*Stored data entries:*
_ _ _ _

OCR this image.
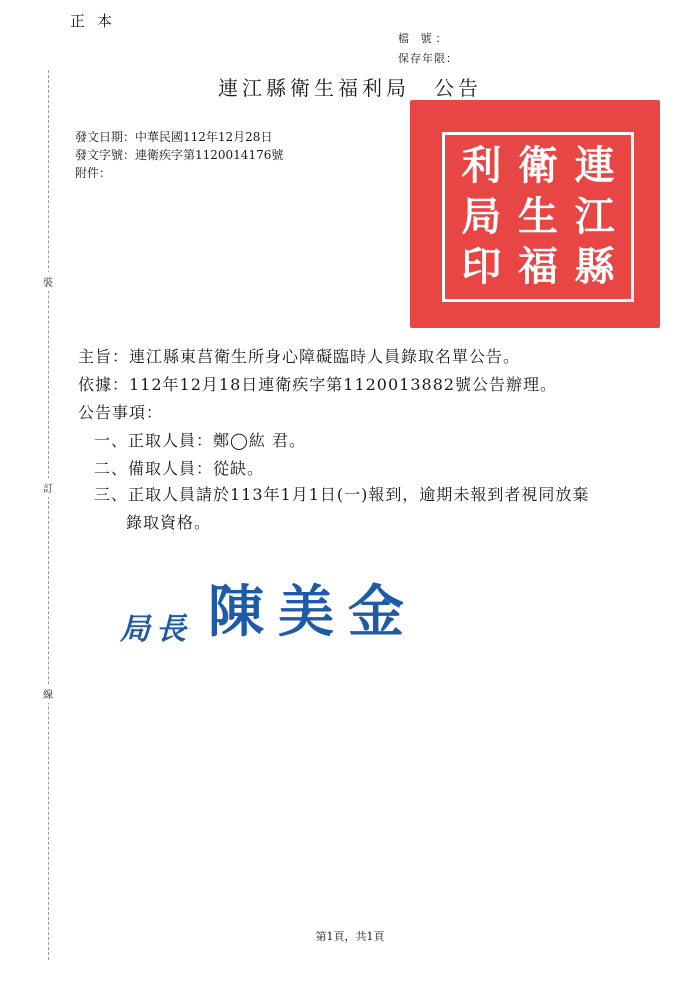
正本
檔 號：
保存年限：
連江縣衛生福利局 公告
發文日期：中華民國112年12月28日
發文字號：連衛疾字第1120014176號
附件：
裝
訂
線
連
江
縣
衛
生
福
利
局
印
主旨：連江縣東莒衛生所身心障礙臨時人員錄取名單公告。
依據：112年12月18日連衛疾字第1120013882號公告辦理。
公告事項：
一、正取人員：鄭◯紘 君。
二、備取人員：從缺。
三、正取人員請於113年1月1日(一)報到，逾期未報到者視同放棄
錄取資格。
局長 陳美金
第1頁，共1頁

_ _ _ _

*Work to complete:* Reproduce the whole listing above word for word, but not its pictures.

*Result of this task:*
OCR this image.
正本
檔 號：
保存年限：
連江縣衛生福利局 公告
發文日期：中華民國112年12月28日
發文字號：連衛疾字第1120014176號
附件：
裝
訂
線
連
江
縣
衛
生
福
利
局
印
主旨：連江縣東莒衛生所身心障礙臨時人員錄取名單公告。
依據：112年12月18日連衛疾字第1120013882號公告辦理。
公告事項：
一、正取人員：鄭◯紘 君。
二、備取人員：從缺。
三、正取人員請於113年1月1日(一)報到，逾期未報到者視同放棄
錄取資格。
局長 陳美金
第1頁，共1頁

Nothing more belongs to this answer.